## Begin Records for the task

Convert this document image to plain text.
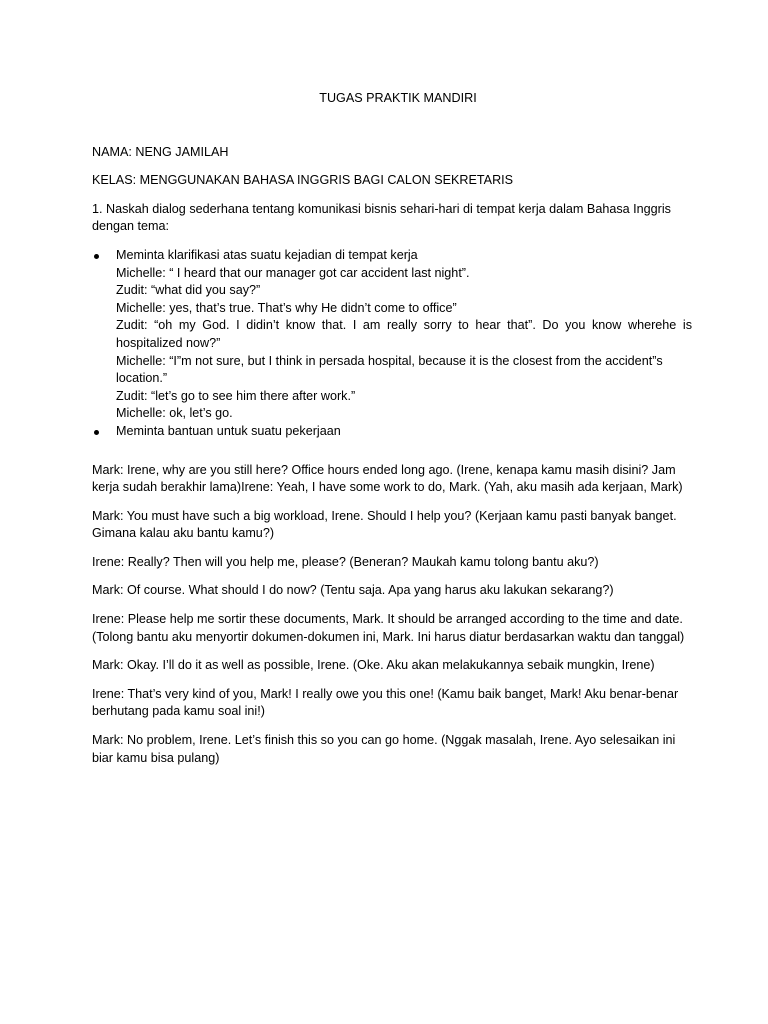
TUGAS PRAKTIK MANDIRI
NAMA: NENG JAMILAH
KELAS: MENGGUNAKAN BAHASA INGGRIS BAGI CALON SEKRETARIS
1. Naskah dialog sederhana tentang komunikasi bisnis sehari-hari di tempat kerja dalam Bahasa Inggris dengan tema:
Meminta klarifikasi atas suatu kejadian di tempat kerja
Michelle: “ I heard that our manager got car accident last night”.
Zudit: “what did you say?”
Michelle: yes, that’s true. That’s why He didn’t come to office”
Zudit: “oh my God. I didin’t know that. I am really sorry to hear that”. Do you know wherehe is hospitalized now?”
Michelle: “I”m not sure, but I think in persada hospital, because it is the closest from the accident”s location.”
Zudit: “let’s go to see him there after work.”
Michelle: ok, let’s go.
Meminta bantuan untuk suatu pekerjaan
Mark: Irene, why are you still here? Office hours ended long ago. (Irene, kenapa kamu masih disini? Jam kerja sudah berakhir lama)Irene: Yeah, I have some work to do, Mark. (Yah, aku masih ada kerjaan, Mark)
Mark: You must have such a big workload, Irene. Should I help you? (Kerjaan kamu pasti banyak banget. Gimana kalau aku bantu kamu?)
Irene: Really? Then will you help me, please? (Beneran? Maukah kamu tolong bantu aku?)
Mark: Of course. What should I do now? (Tentu saja. Apa yang harus aku lakukan sekarang?)
Irene: Please help me sortir these documents, Mark. It should be arranged according to the time and date. (Tolong bantu aku menyortir dokumen-dokumen ini, Mark. Ini harus diatur berdasarkan waktu dan tanggal)
Mark: Okay. I’ll do it as well as possible, Irene. (Oke. Aku akan melakukannya sebaik mungkin, Irene)
Irene: That’s very kind of you, Mark! I really owe you this one! (Kamu baik banget, Mark! Aku benar-benar berhutang pada kamu soal ini!)
Mark: No problem, Irene. Let’s finish this so you can go home. (Nggak masalah, Irene. Ayo selesaikan ini biar kamu bisa pulang)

## End Records for the task

**Task details:**
Extract every line containing the string "Zudit" from the data above.

**Correct response:**
Zudit: “what did you say?”
Zudit: “oh my God. I didin’t know that. I am really sorry to hear that”. Do you know wherehe is hospitalized now?”
Zudit: “let’s go to see him there after work.”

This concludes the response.